> Set task
Omit the images, then output each of the records below exactly.

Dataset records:

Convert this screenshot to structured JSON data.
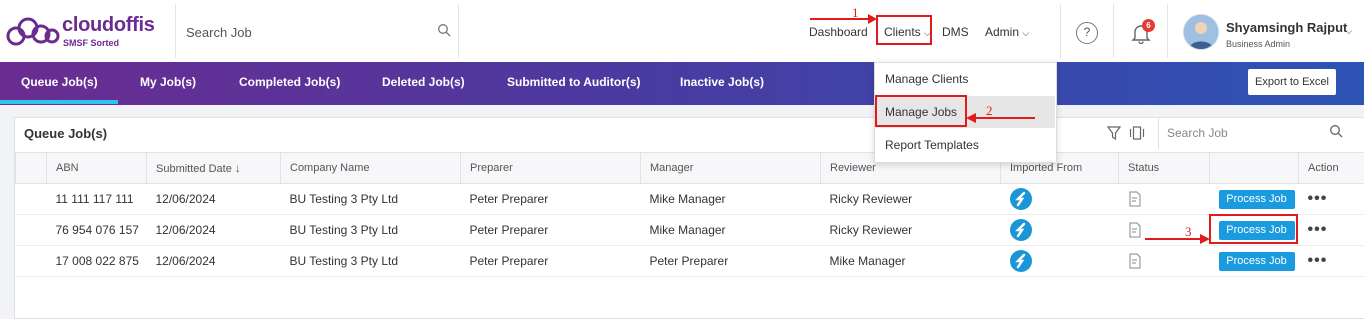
{
  "header": {
    "logo_text": "cloudoffis",
    "logo_tagline": "SMSF Sorted",
    "search_placeholder": "Search Job",
    "nav": {
      "dashboard": "Dashboard",
      "clients": "Clients",
      "dms": "DMS",
      "admin": "Admin"
    },
    "help_glyph": "?",
    "notification_count": "6",
    "user_name": "Shyamsingh Rajput",
    "user_role": "Business Admin"
  },
  "tabs": [
    "Queue Job(s)",
    "My Job(s)",
    "Completed Job(s)",
    "Deleted Job(s)",
    "Submitted to Auditor(s)",
    "Inactive Job(s)"
  ],
  "export_label": "Export to Excel",
  "clients_menu": [
    "Manage Clients",
    "Manage Jobs",
    "Report Templates"
  ],
  "panel": {
    "title": "Queue Job(s)",
    "search_placeholder": "Search Job"
  },
  "table": {
    "columns": [
      "ABN",
      "Submitted Date",
      "Company Name",
      "Preparer",
      "Manager",
      "Reviewer",
      "Imported From",
      "Status",
      "",
      "Action"
    ],
    "rows": [
      {
        "abn": "11 111 117 111",
        "date": "12/06/2024",
        "company": "BU Testing 3 Pty Ltd",
        "preparer": "Peter Preparer",
        "manager": "Mike Manager",
        "reviewer": "Ricky Reviewer",
        "action_label": "Process Job"
      },
      {
        "abn": "76 954 076 157",
        "date": "12/06/2024",
        "company": "BU Testing 3 Pty Ltd",
        "preparer": "Peter Preparer",
        "manager": "Mike Manager",
        "reviewer": "Ricky Reviewer",
        "action_label": "Process Job"
      },
      {
        "abn": "17 008 022 875",
        "date": "12/06/2024",
        "company": "BU Testing 3 Pty Ltd",
        "preparer": "Peter Preparer",
        "manager": "Peter Preparer",
        "reviewer": "Mike Manager",
        "action_label": "Process Job"
      }
    ]
  },
  "more_glyph": "•••",
  "annotations": [
    "1",
    "2",
    "3"
  ],
  "colors": {
    "brand_purple": "#6b2c91",
    "tab_gradient_start": "#6b2c91",
    "tab_gradient_end": "#2d53b5",
    "active_tab_underline": "#2ec4ef",
    "process_button": "#1a9be0",
    "annotation_red": "#e01b1b"
  },
  "icons": [
    "cloud-logo-icon",
    "search-icon",
    "chevron-down-icon",
    "help-icon",
    "bell-icon",
    "filter-icon",
    "columns-icon",
    "sort-down-arrow-icon",
    "imported-source-icon",
    "status-document-icon",
    "more-icon"
  ]
}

> Finished answer
Convert this screenshot to structured JSON data.
{
  "header": {
    "logo_text": "cloudoffis",
    "logo_tagline": "SMSF Sorted",
    "search_placeholder": "Search Job",
    "nav": {
      "dashboard": "Dashboard",
      "clients": "Clients",
      "dms": "DMS",
      "admin": "Admin"
    },
    "help_glyph": "?",
    "notification_count": "6",
    "user_name": "Shyamsingh Rajput",
    "user_role": "Business Admin"
  },
  "tabs": [
    "Queue Job(s)",
    "My Job(s)",
    "Completed Job(s)",
    "Deleted Job(s)",
    "Submitted to Auditor(s)",
    "Inactive Job(s)"
  ],
  "export_label": "Export to Excel",
  "clients_menu": [
    "Manage Clients",
    "Manage Jobs",
    "Report Templates"
  ],
  "panel": {
    "title": "Queue Job(s)",
    "search_placeholder": "Search Job"
  },
  "table": {
    "columns": [
      "ABN",
      "Submitted Date",
      "Company Name",
      "Preparer",
      "Manager",
      "Reviewer",
      "Imported From",
      "Status",
      "",
      "Action"
    ],
    "rows": [
      {
        "abn": "11 111 117 111",
        "date": "12/06/2024",
        "company": "BU Testing 3 Pty Ltd",
        "preparer": "Peter Preparer",
        "manager": "Mike Manager",
        "reviewer": "Ricky Reviewer",
        "action_label": "Process Job"
      },
      {
        "abn": "76 954 076 157",
        "date": "12/06/2024",
        "company": "BU Testing 3 Pty Ltd",
        "preparer": "Peter Preparer",
        "manager": "Mike Manager",
        "reviewer": "Ricky Reviewer",
        "action_label": "Process Job"
      },
      {
        "abn": "17 008 022 875",
        "date": "12/06/2024",
        "company": "BU Testing 3 Pty Ltd",
        "preparer": "Peter Preparer",
        "manager": "Peter Preparer",
        "reviewer": "Mike Manager",
        "action_label": "Process Job"
      }
    ]
  },
  "more_glyph": "•••",
  "annotations": [
    "1",
    "2",
    "3"
  ],
  "colors": {
    "brand_purple": "#6b2c91",
    "tab_gradient_start": "#6b2c91",
    "tab_gradient_end": "#2d53b5",
    "active_tab_underline": "#2ec4ef",
    "process_button": "#1a9be0",
    "annotation_red": "#e01b1b"
  },
  "icons": [
    "cloud-logo-icon",
    "search-icon",
    "chevron-down-icon",
    "help-icon",
    "bell-icon",
    "filter-icon",
    "columns-icon",
    "sort-down-arrow-icon",
    "imported-source-icon",
    "status-document-icon",
    "more-icon"
  ]
}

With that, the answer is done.